» **ITEMS**

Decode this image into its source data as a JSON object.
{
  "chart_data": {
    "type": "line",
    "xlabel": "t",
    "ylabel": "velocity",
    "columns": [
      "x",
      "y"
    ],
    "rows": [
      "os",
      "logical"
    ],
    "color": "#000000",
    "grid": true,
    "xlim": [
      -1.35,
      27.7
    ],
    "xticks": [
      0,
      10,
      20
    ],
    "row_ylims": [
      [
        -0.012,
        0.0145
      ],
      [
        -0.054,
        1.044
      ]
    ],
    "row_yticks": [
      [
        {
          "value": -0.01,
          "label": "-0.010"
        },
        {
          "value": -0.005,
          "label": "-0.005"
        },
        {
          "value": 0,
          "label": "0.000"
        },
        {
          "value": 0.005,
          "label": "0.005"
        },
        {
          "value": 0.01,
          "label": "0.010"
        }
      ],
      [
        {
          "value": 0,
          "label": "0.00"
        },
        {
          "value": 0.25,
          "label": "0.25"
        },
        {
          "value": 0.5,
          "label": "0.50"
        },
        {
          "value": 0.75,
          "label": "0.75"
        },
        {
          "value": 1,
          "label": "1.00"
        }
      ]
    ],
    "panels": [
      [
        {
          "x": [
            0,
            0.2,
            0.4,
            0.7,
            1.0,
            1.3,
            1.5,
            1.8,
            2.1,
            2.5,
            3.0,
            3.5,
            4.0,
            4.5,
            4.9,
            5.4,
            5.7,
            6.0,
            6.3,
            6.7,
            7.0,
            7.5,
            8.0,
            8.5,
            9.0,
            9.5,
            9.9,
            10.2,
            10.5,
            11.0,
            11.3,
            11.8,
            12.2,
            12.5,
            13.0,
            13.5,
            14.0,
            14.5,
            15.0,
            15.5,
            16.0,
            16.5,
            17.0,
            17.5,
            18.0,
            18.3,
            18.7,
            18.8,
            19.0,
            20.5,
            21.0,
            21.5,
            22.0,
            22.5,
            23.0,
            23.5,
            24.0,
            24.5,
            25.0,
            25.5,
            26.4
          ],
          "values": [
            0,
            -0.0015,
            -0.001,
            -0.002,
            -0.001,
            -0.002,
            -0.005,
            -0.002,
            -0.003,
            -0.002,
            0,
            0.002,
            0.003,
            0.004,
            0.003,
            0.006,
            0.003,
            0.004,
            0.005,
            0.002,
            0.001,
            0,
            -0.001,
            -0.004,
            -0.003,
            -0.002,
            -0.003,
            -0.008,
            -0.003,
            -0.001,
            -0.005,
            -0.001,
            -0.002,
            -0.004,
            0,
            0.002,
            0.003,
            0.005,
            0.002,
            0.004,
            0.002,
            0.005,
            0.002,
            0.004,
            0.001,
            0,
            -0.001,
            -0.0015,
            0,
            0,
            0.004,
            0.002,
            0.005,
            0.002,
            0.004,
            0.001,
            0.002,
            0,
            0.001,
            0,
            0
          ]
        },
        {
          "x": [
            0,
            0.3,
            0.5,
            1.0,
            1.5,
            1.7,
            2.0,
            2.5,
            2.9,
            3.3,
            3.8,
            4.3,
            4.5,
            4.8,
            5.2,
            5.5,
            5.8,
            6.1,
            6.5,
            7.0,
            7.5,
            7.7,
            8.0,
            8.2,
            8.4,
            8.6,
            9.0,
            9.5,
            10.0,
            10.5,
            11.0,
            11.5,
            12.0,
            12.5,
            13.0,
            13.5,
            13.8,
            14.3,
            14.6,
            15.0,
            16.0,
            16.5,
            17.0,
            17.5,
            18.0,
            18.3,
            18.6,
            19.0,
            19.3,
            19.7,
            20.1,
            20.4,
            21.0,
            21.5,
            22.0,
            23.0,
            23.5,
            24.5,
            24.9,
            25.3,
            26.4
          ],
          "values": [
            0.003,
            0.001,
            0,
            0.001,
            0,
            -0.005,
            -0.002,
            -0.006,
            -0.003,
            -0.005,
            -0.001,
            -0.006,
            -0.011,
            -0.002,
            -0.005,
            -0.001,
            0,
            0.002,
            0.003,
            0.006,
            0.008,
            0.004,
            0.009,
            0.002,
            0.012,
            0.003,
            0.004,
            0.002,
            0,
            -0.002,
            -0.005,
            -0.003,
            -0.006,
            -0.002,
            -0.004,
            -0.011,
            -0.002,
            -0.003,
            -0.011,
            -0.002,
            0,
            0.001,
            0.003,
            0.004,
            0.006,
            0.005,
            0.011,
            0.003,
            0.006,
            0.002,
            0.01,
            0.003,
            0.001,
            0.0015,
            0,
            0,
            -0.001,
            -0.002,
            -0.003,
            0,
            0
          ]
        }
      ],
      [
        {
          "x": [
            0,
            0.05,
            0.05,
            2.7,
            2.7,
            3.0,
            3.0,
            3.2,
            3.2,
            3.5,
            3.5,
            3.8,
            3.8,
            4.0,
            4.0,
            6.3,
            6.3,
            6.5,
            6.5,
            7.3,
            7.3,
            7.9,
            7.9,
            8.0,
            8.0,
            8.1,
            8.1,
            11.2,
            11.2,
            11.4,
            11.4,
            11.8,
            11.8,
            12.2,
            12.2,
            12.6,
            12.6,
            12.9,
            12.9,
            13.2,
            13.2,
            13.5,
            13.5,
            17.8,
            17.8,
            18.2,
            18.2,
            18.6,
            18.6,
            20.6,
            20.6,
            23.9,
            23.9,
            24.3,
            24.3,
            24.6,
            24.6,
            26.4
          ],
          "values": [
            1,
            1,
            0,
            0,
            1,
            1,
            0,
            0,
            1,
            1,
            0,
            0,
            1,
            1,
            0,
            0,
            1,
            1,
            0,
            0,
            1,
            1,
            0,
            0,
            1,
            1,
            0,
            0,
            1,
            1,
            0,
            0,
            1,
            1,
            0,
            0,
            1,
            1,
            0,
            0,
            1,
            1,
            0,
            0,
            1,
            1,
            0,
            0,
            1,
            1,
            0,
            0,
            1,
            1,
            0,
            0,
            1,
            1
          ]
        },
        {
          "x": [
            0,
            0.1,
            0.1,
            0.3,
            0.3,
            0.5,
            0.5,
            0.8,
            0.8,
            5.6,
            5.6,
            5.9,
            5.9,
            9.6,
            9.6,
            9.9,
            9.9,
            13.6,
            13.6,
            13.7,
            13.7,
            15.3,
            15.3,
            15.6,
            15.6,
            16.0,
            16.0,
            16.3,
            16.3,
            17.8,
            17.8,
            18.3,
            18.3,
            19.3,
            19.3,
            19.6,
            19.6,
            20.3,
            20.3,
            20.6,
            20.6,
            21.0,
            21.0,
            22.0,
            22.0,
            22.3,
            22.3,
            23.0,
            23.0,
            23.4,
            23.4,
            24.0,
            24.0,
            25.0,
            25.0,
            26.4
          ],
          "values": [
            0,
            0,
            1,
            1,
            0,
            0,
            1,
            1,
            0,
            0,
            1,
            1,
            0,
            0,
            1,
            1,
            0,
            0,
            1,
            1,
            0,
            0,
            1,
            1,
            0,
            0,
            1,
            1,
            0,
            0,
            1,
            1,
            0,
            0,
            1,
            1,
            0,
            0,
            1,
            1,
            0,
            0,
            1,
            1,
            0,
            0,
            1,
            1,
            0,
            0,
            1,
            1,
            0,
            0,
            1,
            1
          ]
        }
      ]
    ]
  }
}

» **TO DO**
Copy all of the data. Keep every word exactly as it is.

» **ANSWER FOR THIS EXERCISE**
Decode this image into its source data as a JSON object.
{
  "chart_data": {
    "type": "line",
    "xlabel": "t",
    "ylabel": "velocity",
    "columns": [
      "x",
      "y"
    ],
    "rows": [
      "os",
      "logical"
    ],
    "color": "#000000",
    "grid": true,
    "xlim": [
      -1.35,
      27.7
    ],
    "xticks": [
      0,
      10,
      20
    ],
    "row_ylims": [
      [
        -0.012,
        0.0145
      ],
      [
        -0.054,
        1.044
      ]
    ],
    "row_yticks": [
      [
        {
          "value": -0.01,
          "label": "-0.010"
        },
        {
          "value": -0.005,
          "label": "-0.005"
        },
        {
          "value": 0,
          "label": "0.000"
        },
        {
          "value": 0.005,
          "label": "0.005"
        },
        {
          "value": 0.01,
          "label": "0.010"
        }
      ],
      [
        {
          "value": 0,
          "label": "0.00"
        },
        {
          "value": 0.25,
          "label": "0.25"
        },
        {
          "value": 0.5,
          "label": "0.50"
        },
        {
          "value": 0.75,
          "label": "0.75"
        },
        {
          "value": 1,
          "label": "1.00"
        }
      ]
    ],
    "panels": [
      [
        {
          "x": [
            0,
            0.2,
            0.4,
            0.7,
            1.0,
            1.3,
            1.5,
            1.8,
            2.1,
            2.5,
            3.0,
            3.5,
            4.0,
            4.5,
            4.9,
            5.4,
            5.7,
            6.0,
            6.3,
            6.7,
            7.0,
            7.5,
            8.0,
            8.5,
            9.0,
            9.5,
            9.9,
            10.2,
            10.5,
            11.0,
            11.3,
            11.8,
            12.2,
            12.5,
            13.0,
            13.5,
            14.0,
            14.5,
            15.0,
            15.5,
            16.0,
            16.5,
            17.0,
            17.5,
            18.0,
            18.3,
            18.7,
            18.8,
            19.0,
            20.5,
            21.0,
            21.5,
            22.0,
            22.5,
            23.0,
            23.5,
            24.0,
            24.5,
            25.0,
            25.5,
            26.4
          ],
          "values": [
            0,
            -0.0015,
            -0.001,
            -0.002,
            -0.001,
            -0.002,
            -0.005,
            -0.002,
            -0.003,
            -0.002,
            0,
            0.002,
            0.003,
            0.004,
            0.003,
            0.006,
            0.003,
            0.004,
            0.005,
            0.002,
            0.001,
            0,
            -0.001,
            -0.004,
            -0.003,
            -0.002,
            -0.003,
            -0.008,
            -0.003,
            -0.001,
            -0.005,
            -0.001,
            -0.002,
            -0.004,
            0,
            0.002,
            0.003,
            0.005,
            0.002,
            0.004,
            0.002,
            0.005,
            0.002,
            0.004,
            0.001,
            0,
            -0.001,
            -0.0015,
            0,
            0,
            0.004,
            0.002,
            0.005,
            0.002,
            0.004,
            0.001,
            0.002,
            0,
            0.001,
            0,
            0
          ]
        },
        {
          "x": [
            0,
            0.3,
            0.5,
            1.0,
            1.5,
            1.7,
            2.0,
            2.5,
            2.9,
            3.3,
            3.8,
            4.3,
            4.5,
            4.8,
            5.2,
            5.5,
            5.8,
            6.1,
            6.5,
            7.0,
            7.5,
            7.7,
            8.0,
            8.2,
            8.4,
            8.6,
            9.0,
            9.5,
            10.0,
            10.5,
            11.0,
            11.5,
            12.0,
            12.5,
            13.0,
            13.5,
            13.8,
            14.3,
            14.6,
            15.0,
            16.0,
            16.5,
            17.0,
            17.5,
            18.0,
            18.3,
            18.6,
            19.0,
            19.3,
            19.7,
            20.1,
            20.4,
            21.0,
            21.5,
            22.0,
            23.0,
            23.5,
            24.5,
            24.9,
            25.3,
            26.4
          ],
          "values": [
            0.003,
            0.001,
            0,
            0.001,
            0,
            -0.005,
            -0.002,
            -0.006,
            -0.003,
            -0.005,
            -0.001,
            -0.006,
            -0.011,
            -0.002,
            -0.005,
            -0.001,
            0,
            0.002,
            0.003,
            0.006,
            0.008,
            0.004,
            0.009,
            0.002,
            0.012,
            0.003,
            0.004,
            0.002,
            0,
            -0.002,
            -0.005,
            -0.003,
            -0.006,
            -0.002,
            -0.004,
            -0.011,
            -0.002,
            -0.003,
            -0.011,
            -0.002,
            0,
            0.001,
            0.003,
            0.004,
            0.006,
            0.005,
            0.011,
            0.003,
            0.006,
            0.002,
            0.01,
            0.003,
            0.001,
            0.0015,
            0,
            0,
            -0.001,
            -0.002,
            -0.003,
            0,
            0
          ]
        }
      ],
      [
        {
          "x": [
            0,
            0.05,
            0.05,
            2.7,
            2.7,
            3.0,
            3.0,
            3.2,
            3.2,
            3.5,
            3.5,
            3.8,
            3.8,
            4.0,
            4.0,
            6.3,
            6.3,
            6.5,
            6.5,
            7.3,
            7.3,
            7.9,
            7.9,
            8.0,
            8.0,
            8.1,
            8.1,
            11.2,
            11.2,
            11.4,
            11.4,
            11.8,
            11.8,
            12.2,
            12.2,
            12.6,
            12.6,
            12.9,
            12.9,
            13.2,
            13.2,
            13.5,
            13.5,
            17.8,
            17.8,
            18.2,
            18.2,
            18.6,
            18.6,
            20.6,
            20.6,
            23.9,
            23.9,
            24.3,
            24.3,
            24.6,
            24.6,
            26.4
          ],
          "values": [
            1,
            1,
            0,
            0,
            1,
            1,
            0,
            0,
            1,
            1,
            0,
            0,
            1,
            1,
            0,
            0,
            1,
            1,
            0,
            0,
            1,
            1,
            0,
            0,
            1,
            1,
            0,
            0,
            1,
            1,
            0,
            0,
            1,
            1,
            0,
            0,
            1,
            1,
            0,
            0,
            1,
            1,
            0,
            0,
            1,
            1,
            0,
            0,
            1,
            1,
            0,
            0,
            1,
            1,
            0,
            0,
            1,
            1
          ]
        },
        {
          "x": [
            0,
            0.1,
            0.1,
            0.3,
            0.3,
            0.5,
            0.5,
            0.8,
            0.8,
            5.6,
            5.6,
            5.9,
            5.9,
            9.6,
            9.6,
            9.9,
            9.9,
            13.6,
            13.6,
            13.7,
            13.7,
            15.3,
            15.3,
            15.6,
            15.6,
            16.0,
            16.0,
            16.3,
            16.3,
            17.8,
            17.8,
            18.3,
            18.3,
            19.3,
            19.3,
            19.6,
            19.6,
            20.3,
            20.3,
            20.6,
            20.6,
            21.0,
            21.0,
            22.0,
            22.0,
            22.3,
            22.3,
            23.0,
            23.0,
            23.4,
            23.4,
            24.0,
            24.0,
            25.0,
            25.0,
            26.4
          ],
          "values": [
            0,
            0,
            1,
            1,
            0,
            0,
            1,
            1,
            0,
            0,
            1,
            1,
            0,
            0,
            1,
            1,
            0,
            0,
            1,
            1,
            0,
            0,
            1,
            1,
            0,
            0,
            1,
            1,
            0,
            0,
            1,
            1,
            0,
            0,
            1,
            1,
            0,
            0,
            1,
            1,
            0,
            0,
            1,
            1,
            0,
            0,
            1,
            1,
            0,
            0,
            1,
            1,
            0,
            0,
            1,
            1
          ]
        }
      ]
    ]
  }
}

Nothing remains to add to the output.